>> Begin
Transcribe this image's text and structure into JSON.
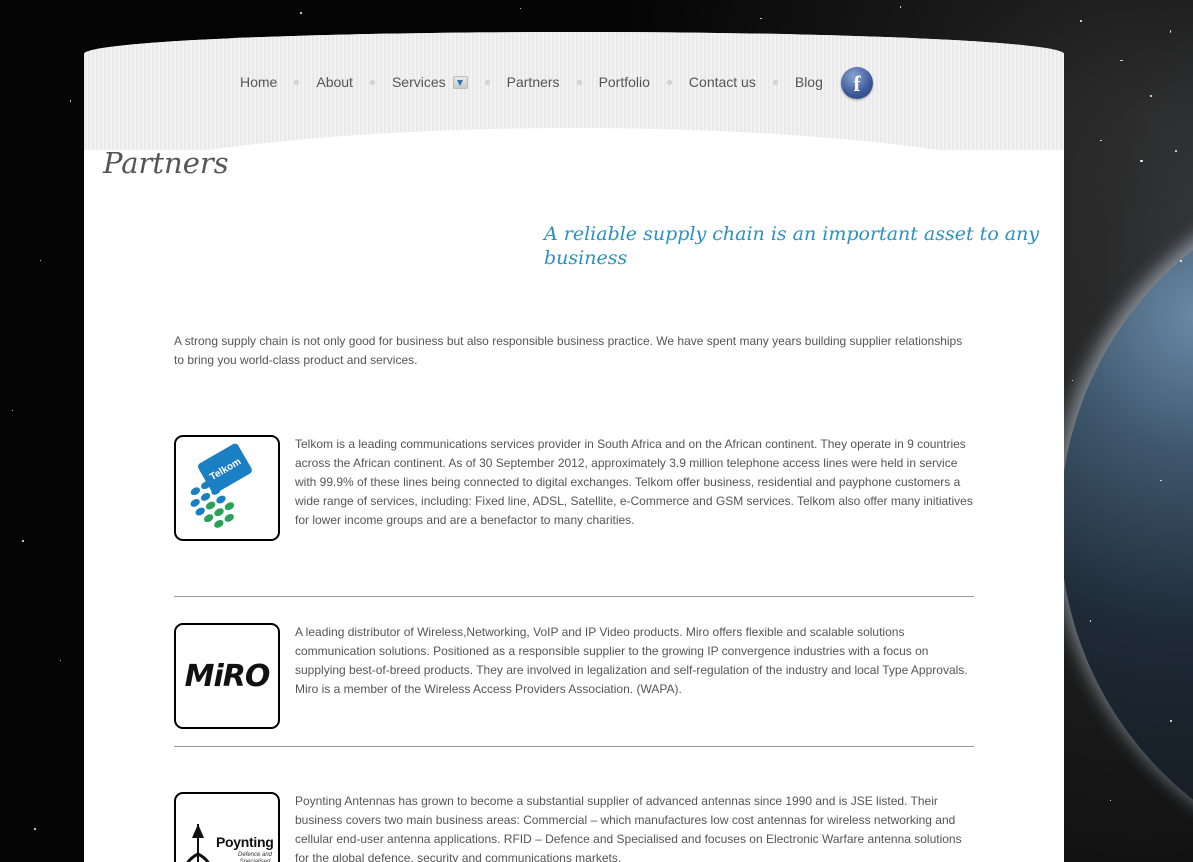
{
  "nav": {
    "items": [
      "Home",
      "About",
      "Services",
      "Partners",
      "Portfolio",
      "Contact us",
      "Blog"
    ]
  },
  "social": {
    "facebook_glyph": "f"
  },
  "page": {
    "title": "Partners",
    "tagline": "A reliable supply chain is an important asset to any business",
    "intro": "A strong supply chain is not only good for business but also responsible business practice. We have spent many years building supplier relationships to bring you world-class product and services."
  },
  "partners": [
    {
      "logo_text": "Telkom",
      "description": "Telkom is a leading communications services provider in South Africa and on the African continent. They operate in 9 countries across the African continent. As of 30 September 2012, approximately 3.9 million telephone access lines were held in service with 99.9% of these lines being connected to digital exchanges. Telkom offer business, residential and payphone customers a wide range of services, including: Fixed line, ADSL, Satellite, e-Commerce and GSM services. Telkom also offer many initiatives for lower income groups and are a benefactor to many charities."
    },
    {
      "logo_text": "MiRO",
      "description": "A leading distributor of Wireless,Networking, VoIP and IP Video products. Miro offers flexible and scalable solutions communication solutions. Positioned as a responsible supplier to the growing IP convergence industries with a focus on supplying best-of-breed products. They are involved in legalization and self-regulation of the industry and local Type Approvals. Miro is a member of the Wireless Access Providers Association. (WAPA)."
    },
    {
      "logo_text": "Poynting",
      "logo_subtext": "Defence and Specialised",
      "description": "Poynting Antennas has grown to become a substantial supplier of advanced antennas since 1990 and is JSE listed. Their business covers two main business areas: Commercial – which manufactures low cost antennas for wireless networking and cellular end-user antenna applications. RFID – Defence and Specialised and focuses on Electronic Warfare antenna solutions for the global defence, security and communications markets."
    }
  ],
  "colors": {
    "tagline": "#2a91c2",
    "body_text": "#555555",
    "facebook": "#3b5998",
    "telkom_blue": "#1b7fc4",
    "telkom_green": "#2aa05a"
  }
}
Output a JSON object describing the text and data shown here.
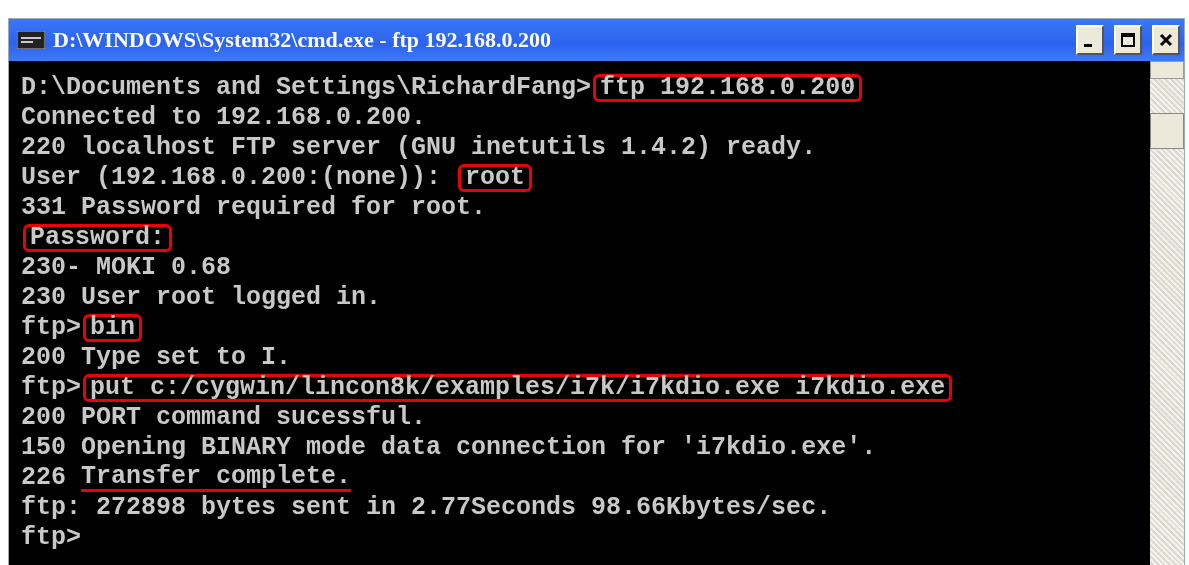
{
  "window": {
    "title": "D:\\WINDOWS\\System32\\cmd.exe - ftp 192.168.0.200"
  },
  "console": {
    "lines": [
      {
        "parts": [
          {
            "text": "D:\\Documents and Settings\\RichardFang>"
          },
          {
            "text": "ftp 192.168.0.200",
            "kind": "boxed"
          }
        ]
      },
      {
        "parts": [
          {
            "text": "Connected to 192.168.0.200."
          }
        ]
      },
      {
        "parts": [
          {
            "text": "220 localhost FTP server (GNU inetutils 1.4.2) ready."
          }
        ]
      },
      {
        "parts": [
          {
            "text": "User (192.168.0.200:(none)): "
          },
          {
            "text": "root",
            "kind": "boxed"
          }
        ]
      },
      {
        "parts": [
          {
            "text": "331 Password required for root."
          }
        ]
      },
      {
        "parts": [
          {
            "text": "Password:",
            "kind": "boxed"
          }
        ]
      },
      {
        "parts": [
          {
            "text": "230- MOKI 0.68"
          }
        ]
      },
      {
        "parts": [
          {
            "text": "230 User root logged in."
          }
        ]
      },
      {
        "parts": [
          {
            "text": "ftp>"
          },
          {
            "text": "bin",
            "kind": "boxed"
          }
        ]
      },
      {
        "parts": [
          {
            "text": "200 Type set to I."
          }
        ]
      },
      {
        "parts": [
          {
            "text": "ftp>"
          },
          {
            "text": "put c:/cygwin/lincon8k/examples/i7k/i7kdio.exe i7kdio.exe",
            "kind": "boxed"
          }
        ]
      },
      {
        "parts": [
          {
            "text": "200 PORT command sucessful."
          }
        ]
      },
      {
        "parts": [
          {
            "text": "150 Opening BINARY mode data connection for 'i7kdio.exe'."
          }
        ]
      },
      {
        "parts": [
          {
            "text": "226 "
          },
          {
            "text": "Transfer complete.",
            "kind": "underlined"
          }
        ]
      },
      {
        "parts": [
          {
            "text": "ftp: 272898 bytes sent in 2.77Seconds 98.66Kbytes/sec."
          }
        ]
      },
      {
        "parts": [
          {
            "text": "ftp>"
          }
        ]
      }
    ]
  }
}
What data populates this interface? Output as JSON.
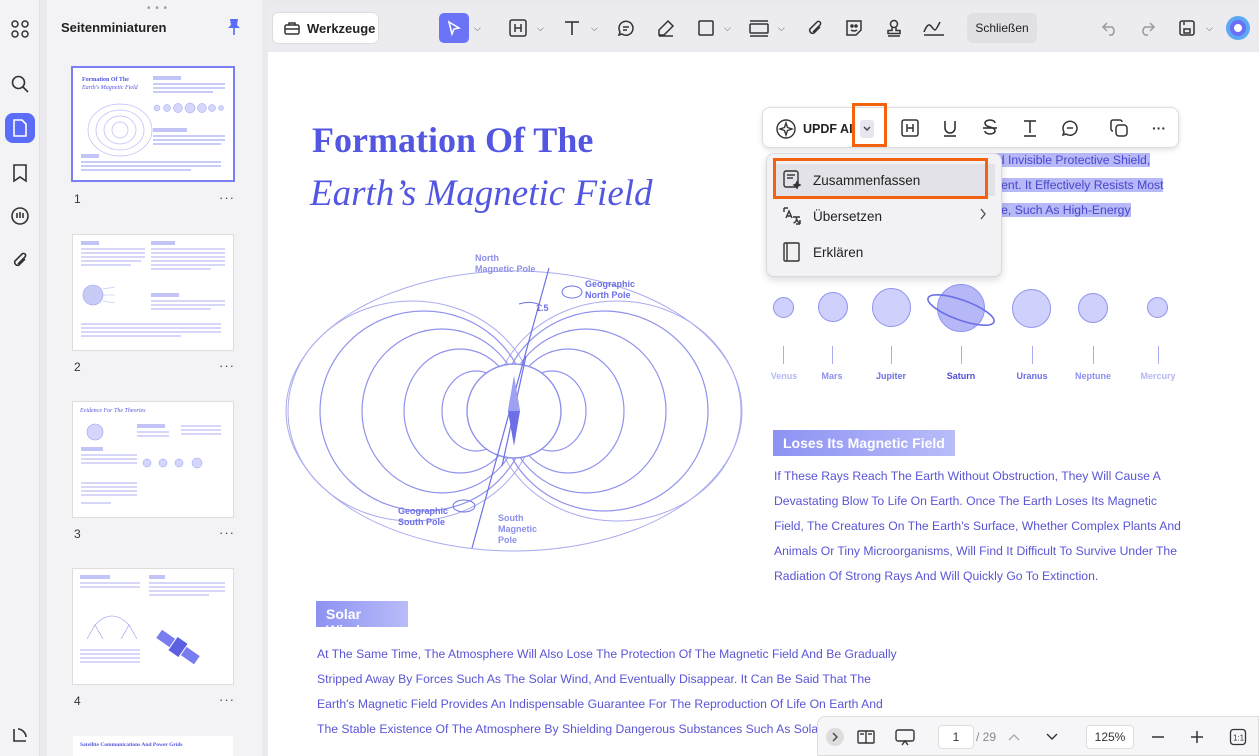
{
  "sidebar": {
    "header": "Seitenminiaturen",
    "pages": [
      "1",
      "2",
      "3",
      "4"
    ],
    "more": "···",
    "thumb_titles": {
      "t1a": "Formation Of The",
      "t1b": "Earth's Magnetic Field",
      "t3": "Evidence For The Theories",
      "t5": "Satellite Communications And Power Grids"
    }
  },
  "toolbar": {
    "tools_label": "Werkzeuge",
    "close_label": "Schließen"
  },
  "document": {
    "title_line1": "Formation Of The",
    "title_line2": "Earth’s Magnetic Field",
    "highlight_lines": [
      "nd Invisible Protective Shield,",
      "ment. It Effectively Resists Most",
      "rse, Such As High-Energy"
    ],
    "planets": [
      "Venus",
      "Mars",
      "Jupiter",
      "Saturn",
      "Uranus",
      "Neptune",
      "Mercury"
    ],
    "section2_title": "Loses Its Magnetic Field",
    "section2_lines": [
      "If These Rays Reach The Earth Without Obstruction, They Will Cause A",
      "Devastating Blow To Life On Earth. Once The Earth Loses Its Magnetic",
      "Field, The Creatures On The Earth's Surface, Whether Complex Plants And",
      "Animals Or Tiny Microorganisms, Will Find It Difficult To Survive Under The",
      "Radiation Of Strong Rays And Will Quickly Go To Extinction."
    ],
    "section3_title": "Solar Wind",
    "section3_lines": [
      "At The Same Time, The Atmosphere Will Also Lose The Protection Of The Magnetic Field And Be Gradually",
      "Stripped Away By Forces Such As The Solar Wind, And Eventually Disappear. It Can Be Said That The",
      "Earth's Magnetic Field Provides An Indispensable Guarantee For The Reproduction Of Life On Earth And",
      "The Stable Existence Of The Atmosphere By Shielding Dangerous Substances Such As Solar Pa"
    ],
    "diagram": {
      "north_magnetic": [
        "North",
        "Magnetic Pole"
      ],
      "geo_north": [
        "Geographic",
        "North Pole"
      ],
      "geo_south": [
        "Geographic",
        "South Pole"
      ],
      "south_magnetic": [
        "South",
        "Magnetic",
        "Pole"
      ],
      "angle": "1.5"
    }
  },
  "selection_bar": {
    "ai_label": "UPDF AI"
  },
  "ai_menu": {
    "items": [
      "Zusammenfassen",
      "Übersetzen",
      "Erklären"
    ]
  },
  "bottom_bar": {
    "current_page": "1",
    "total": "/ 29",
    "zoom": "125%"
  },
  "colors": {
    "accent": "#5b6cf9",
    "doc_text": "#5a55d6",
    "highlight": "#b6b8f7",
    "callout": "#f2620f"
  }
}
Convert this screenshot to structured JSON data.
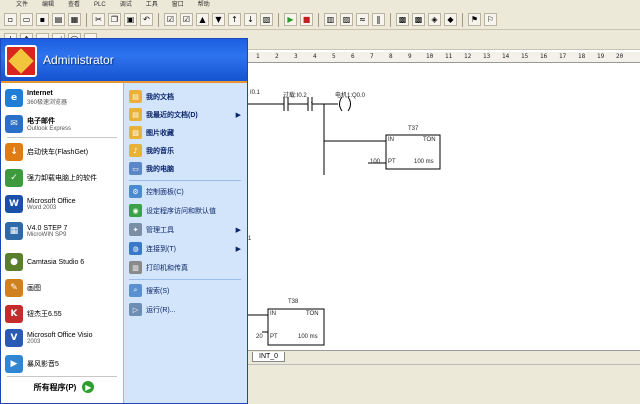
{
  "app": {
    "menus": [
      "文件",
      "编辑",
      "查看",
      "PLC",
      "调试",
      "工具",
      "窗口",
      "帮助"
    ],
    "toolbar1_icons": [
      "new-icon",
      "open-icon",
      "save-icon",
      "print-icon",
      "print-preview-icon",
      "cut-icon",
      "copy-icon",
      "paste-icon",
      "undo-icon",
      "compile-icon",
      "compile-all-icon",
      "upload-icon",
      "download-icon",
      "sort-asc-icon",
      "sort-desc-icon",
      "options-icon",
      "run-icon",
      "stop-icon",
      "monitor-icon",
      "status-icon",
      "trend-icon",
      "pause-icon",
      "force-icon",
      "unforce-icon",
      "read-icon",
      "write-icon",
      "bookmark-icon",
      "bookmark-next-icon"
    ],
    "ruler": [
      "1",
      "2",
      "3",
      "4",
      "5",
      "6",
      "7",
      "8",
      "9",
      "10",
      "11",
      "12",
      "13",
      "14",
      "15",
      "16",
      "17",
      "18",
      "19",
      "20"
    ],
    "ladder": {
      "c1": "I0.1",
      "c2": "过载:I0.2",
      "coil": "电机1:Q0.0",
      "c2_mark": "/",
      "t37": "T37",
      "t37_in": "IN",
      "t37_ton": "TON",
      "t37_pt_val": "100",
      "t37_pt": "PT",
      "t37_ms": "100 ms",
      "t38": "T38",
      "t38_in": "IN",
      "t38_ton": "TON",
      "t38_pt_val": "20",
      "t38_pt": "PT",
      "t38_ms": "100 ms",
      "side_mark": "1"
    },
    "tab": "INT_0"
  },
  "startmenu": {
    "user": "Administrator",
    "left_items": [
      {
        "t1": "Internet",
        "t2": "360极速浏览器",
        "icon": "browser-icon",
        "color": "#1f7fd6"
      },
      {
        "t1": "电子邮件",
        "t2": "Outlook Express",
        "icon": "outlook-icon",
        "color": "#2a6fc9"
      },
      {
        "t1": "启动快车(FlashGet)",
        "t2": "",
        "icon": "flashget-icon",
        "color": "#e07c12"
      },
      {
        "t1": "强力卸载电脑上的软件",
        "t2": "",
        "icon": "uninstall-icon",
        "color": "#3d9a3d"
      },
      {
        "t1": "Microsoft Office",
        "t2": "Word 2003",
        "icon": "word-icon",
        "color": "#1c4fa8"
      },
      {
        "t1": "V4.0 STEP 7",
        "t2": "MicroWIN SP9",
        "icon": "step7-icon",
        "color": "#2f6aa8"
      },
      {
        "t1": "Camtasia Studio 6",
        "t2": "",
        "icon": "camtasia-icon",
        "color": "#5a7f2a"
      },
      {
        "t1": "画图",
        "t2": "",
        "icon": "paint-icon",
        "color": "#d0801c"
      },
      {
        "t1": "钮杰王6.55",
        "t2": "",
        "icon": "kingsoft-icon",
        "color": "#c62b2b"
      },
      {
        "t1": "Microsoft Office Visio",
        "t2": "2003",
        "icon": "visio-icon",
        "color": "#2a5ab3"
      },
      {
        "t1": "暴风影音5",
        "t2": "",
        "icon": "baofeng-icon",
        "color": "#2f86d6"
      }
    ],
    "all_programs": "所有程序(P)",
    "right_items": [
      {
        "label": "我的文档",
        "icon": "my-documents-icon",
        "color": "#e8b23a",
        "bold": true,
        "chev": false
      },
      {
        "label": "我最近的文档(D)",
        "icon": "recent-documents-icon",
        "color": "#e8b23a",
        "bold": true,
        "chev": true
      },
      {
        "label": "图片收藏",
        "icon": "my-pictures-icon",
        "color": "#e8b23a",
        "bold": true,
        "chev": false
      },
      {
        "label": "我的音乐",
        "icon": "my-music-icon",
        "color": "#e8b23a",
        "bold": true,
        "chev": false
      },
      {
        "label": "我的电脑",
        "icon": "my-computer-icon",
        "color": "#5b87c9",
        "bold": true,
        "chev": false
      },
      {
        "label": "控制面板(C)",
        "icon": "control-panel-icon",
        "color": "#4a8bd0",
        "bold": false,
        "chev": false
      },
      {
        "label": "设定程序访问和默认值",
        "icon": "default-programs-icon",
        "color": "#3aa04a",
        "bold": false,
        "chev": false
      },
      {
        "label": "管理工具",
        "icon": "admin-tools-icon",
        "color": "#7a8fa6",
        "bold": false,
        "chev": true
      },
      {
        "label": "连接到(T)",
        "icon": "connect-icon",
        "color": "#3a78c8",
        "bold": false,
        "chev": true
      },
      {
        "label": "打印机和传真",
        "icon": "printer-icon",
        "color": "#8a8a8a",
        "bold": false,
        "chev": false
      },
      {
        "label": "搜索(S)",
        "icon": "search-icon",
        "color": "#5a8fd0",
        "bold": false,
        "chev": false
      },
      {
        "label": "运行(R)...",
        "icon": "run-dialog-icon",
        "color": "#6d8db3",
        "bold": false,
        "chev": false
      }
    ]
  }
}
>> End
◆ **Exercise prompt**: Search the preceding listing for the word "Such" and pull out every line that holds it.

◆ **Result**:
      "rse, Such As High-Energy"
      "Stripped Away By Forces Such As The Solar Wind, And Eventually Disappear. It Can Be Said That The",
      "The Stable Existence Of The Atmosphere By Shielding Dangerous Substances Such As Solar Pa"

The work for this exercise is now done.